→ **Work instruction**: All the data that follows should be repeated exactly, without a single picture.

→ **Supplied material**:
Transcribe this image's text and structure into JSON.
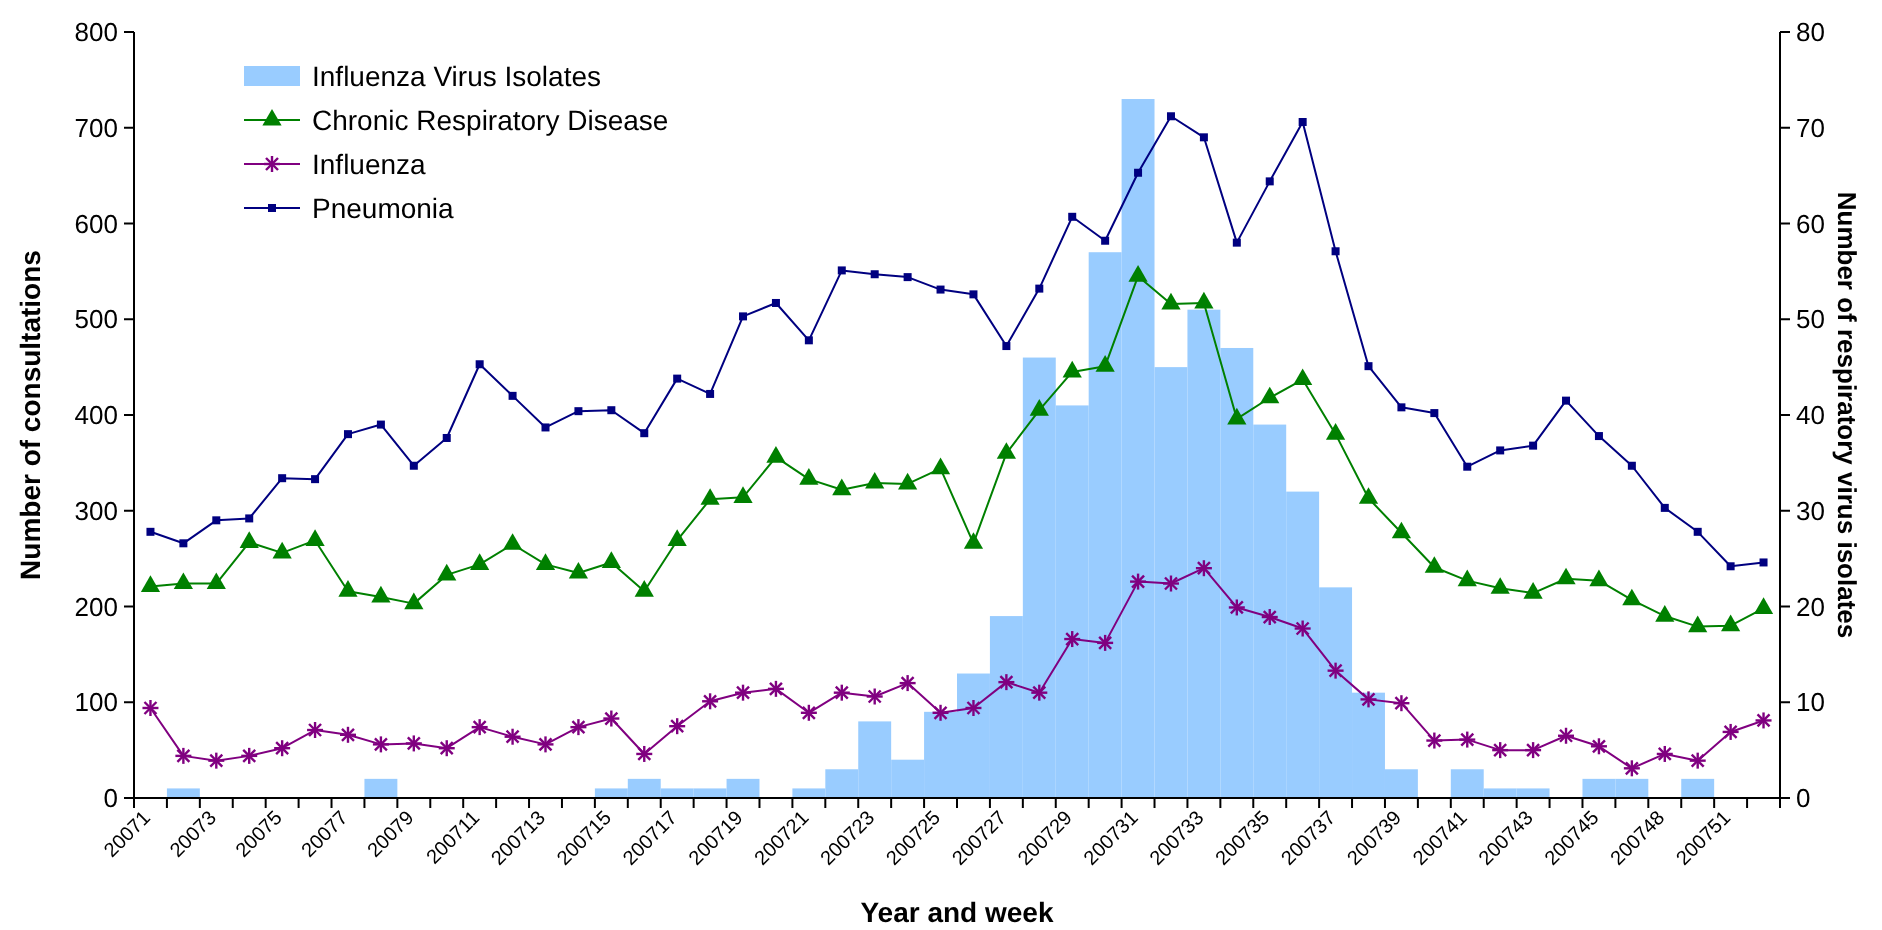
{
  "chart_data": {
    "type": "line",
    "xlabel": "Year and week",
    "ylabel": "Number of consultations",
    "y2label": "Number of respiratory virus isolates",
    "categories": [
      "20071",
      null,
      "20073",
      null,
      "20075",
      null,
      "20077",
      null,
      "20079",
      null,
      "200711",
      null,
      "200713",
      null,
      "200715",
      null,
      "200717",
      null,
      "200719",
      null,
      "200721",
      null,
      "200723",
      null,
      "200725",
      null,
      "200727",
      null,
      "200729",
      null,
      "200731",
      null,
      "200733",
      null,
      "200735",
      null,
      "200737",
      null,
      "200739",
      null,
      "200741",
      null,
      "200743",
      null,
      "200745",
      null,
      "200748",
      null,
      "200751",
      null
    ],
    "ylim": [
      0,
      800
    ],
    "yticks": [
      0,
      100,
      200,
      300,
      400,
      500,
      600,
      700,
      800
    ],
    "y2lim": [
      0,
      80
    ],
    "y2ticks": [
      0,
      10,
      20,
      30,
      40,
      50,
      60,
      70,
      80
    ],
    "grid": false,
    "legend": "top left",
    "series": [
      {
        "name": "Influenza Virus Isolates",
        "type": "bar",
        "axis": "y2",
        "color": "#99ccff",
        "values": [
          0,
          1,
          0,
          0,
          0,
          0,
          0,
          2,
          0,
          0,
          0,
          0,
          0,
          0,
          1,
          2,
          1,
          1,
          2,
          0,
          1,
          3,
          8,
          4,
          9,
          13,
          19,
          46,
          41,
          57,
          73,
          45,
          51,
          47,
          39,
          32,
          22,
          11,
          3,
          0,
          3,
          1,
          1,
          0,
          2,
          2,
          0,
          2,
          0,
          0
        ]
      },
      {
        "name": "Chronic Respiratory Disease",
        "marker": "triangle",
        "color": "#008000",
        "values": [
          221,
          224,
          224,
          267,
          256,
          269,
          216,
          210,
          203,
          233,
          244,
          265,
          244,
          235,
          246,
          216,
          269,
          312,
          314,
          356,
          333,
          322,
          329,
          328,
          344,
          266,
          360,
          405,
          445,
          451,
          545,
          516,
          517,
          396,
          418,
          437,
          380,
          313,
          277,
          241,
          227,
          219,
          214,
          229,
          227,
          207,
          190,
          179,
          180,
          198
        ]
      },
      {
        "name": "Influenza",
        "marker": "cross",
        "color": "#800080",
        "values": [
          94,
          44,
          39,
          44,
          52,
          71,
          66,
          56,
          57,
          52,
          74,
          64,
          56,
          74,
          83,
          46,
          75,
          101,
          110,
          114,
          89,
          110,
          106,
          120,
          89,
          94,
          121,
          110,
          166,
          162,
          226,
          224,
          240,
          199,
          189,
          177,
          133,
          103,
          99,
          60,
          61,
          50,
          50,
          65,
          54,
          31,
          46,
          39,
          69,
          81
        ]
      },
      {
        "name": "Pneumonia",
        "marker": "square",
        "color": "#000080",
        "values": [
          278,
          266,
          290,
          292,
          334,
          333,
          380,
          390,
          347,
          376,
          453,
          420,
          387,
          404,
          405,
          381,
          438,
          422,
          503,
          517,
          478,
          551,
          547,
          544,
          531,
          526,
          472,
          532,
          607,
          582,
          653,
          712,
          690,
          580,
          644,
          706,
          571,
          451,
          408,
          402,
          346,
          363,
          368,
          415,
          378,
          347,
          303,
          278,
          242,
          246
        ]
      }
    ]
  }
}
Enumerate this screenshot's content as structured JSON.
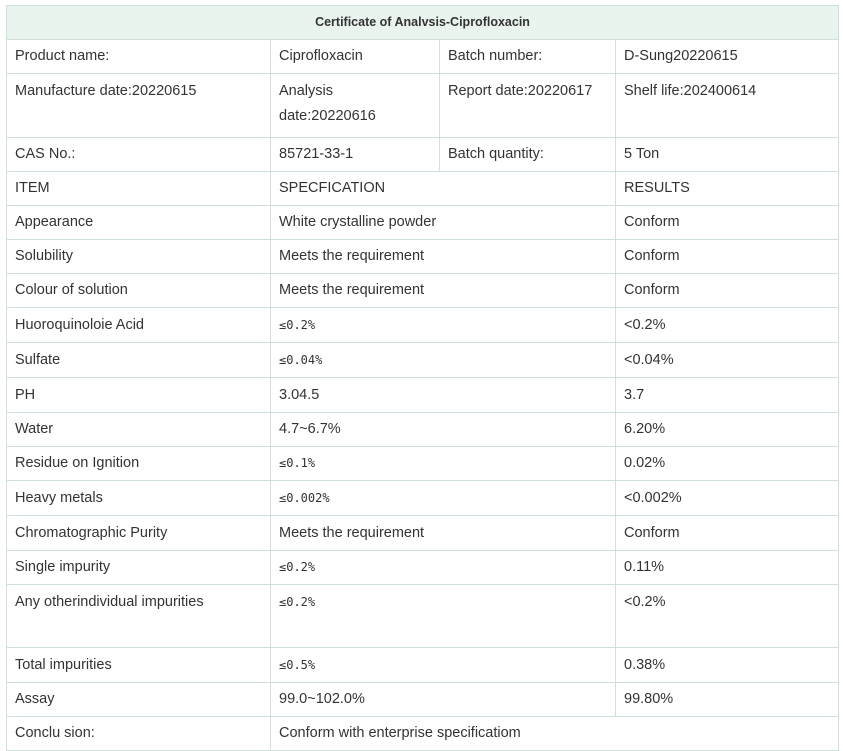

→ **Task answer**:
Transcribe this image's text and structure into JSON.
{
  "chart_data": {
    "type": "line",
    "xlabel": "Year and week",
    "ylabel": "Number of consultations",
    "y2label": "Number of respiratory virus isolates",
    "categories": [
      "20071",
      null,
      "20073",
      null,
      "20075",
      null,
      "20077",
      null,
      "20079",
      null,
      "200711",
      null,
      "200713",
      null,
      "200715",
      null,
      "200717",
      null,
      "200719",
      null,
      "200721",
      null,
      "200723",
      null,
      "200725",
      null,
      "200727",
      null,
      "200729",
      null,
      "200731",
      null,
      "200733",
      null,
      "200735",
      null,
      "200737",
      null,
      "200739",
      null,
      "200741",
      null,
      "200743",
      null,
      "200745",
      null,
      "200748",
      null,
      "200751",
      null
    ],
    "ylim": [
      0,
      800
    ],
    "yticks": [
      0,
      100,
      200,
      300,
      400,
      500,
      600,
      700,
      800
    ],
    "y2lim": [
      0,
      80
    ],
    "y2ticks": [
      0,
      10,
      20,
      30,
      40,
      50,
      60,
      70,
      80
    ],
    "grid": false,
    "legend": "top left",
    "series": [
      {
        "name": "Influenza Virus Isolates",
        "type": "bar",
        "axis": "y2",
        "color": "#99ccff",
        "values": [
          0,
          1,
          0,
          0,
          0,
          0,
          0,
          2,
          0,
          0,
          0,
          0,
          0,
          0,
          1,
          2,
          1,
          1,
          2,
          0,
          1,
          3,
          8,
          4,
          9,
          13,
          19,
          46,
          41,
          57,
          73,
          45,
          51,
          47,
          39,
          32,
          22,
          11,
          3,
          0,
          3,
          1,
          1,
          0,
          2,
          2,
          0,
          2,
          0,
          0
        ]
      },
      {
        "name": "Chronic Respiratory Disease",
        "marker": "triangle",
        "color": "#008000",
        "values": [
          221,
          224,
          224,
          267,
          256,
          269,
          216,
          210,
          203,
          233,
          244,
          265,
          244,
          235,
          246,
          216,
          269,
          312,
          314,
          356,
          333,
          322,
          329,
          328,
          344,
          266,
          360,
          405,
          445,
          451,
          545,
          516,
          517,
          396,
          418,
          437,
          380,
          313,
          277,
          241,
          227,
          219,
          214,
          229,
          227,
          207,
          190,
          179,
          180,
          198
        ]
      },
      {
        "name": "Influenza",
        "marker": "cross",
        "color": "#800080",
        "values": [
          94,
          44,
          39,
          44,
          52,
          71,
          66,
          56,
          57,
          52,
          74,
          64,
          56,
          74,
          83,
          46,
          75,
          101,
          110,
          114,
          89,
          110,
          106,
          120,
          89,
          94,
          121,
          110,
          166,
          162,
          226,
          224,
          240,
          199,
          189,
          177,
          133,
          103,
          99,
          60,
          61,
          50,
          50,
          65,
          54,
          31,
          46,
          39,
          69,
          81
        ]
      },
      {
        "name": "Pneumonia",
        "marker": "square",
        "color": "#000080",
        "values": [
          278,
          266,
          290,
          292,
          334,
          333,
          380,
          390,
          347,
          376,
          453,
          420,
          387,
          404,
          405,
          381,
          438,
          422,
          503,
          517,
          478,
          551,
          547,
          544,
          531,
          526,
          472,
          532,
          607,
          582,
          653,
          712,
          690,
          580,
          644,
          706,
          571,
          451,
          408,
          402,
          346,
          363,
          368,
          415,
          378,
          347,
          303,
          278,
          242,
          246
        ]
      }
    ]
  }
}
Enumerate this screenshot's content as structured JSON.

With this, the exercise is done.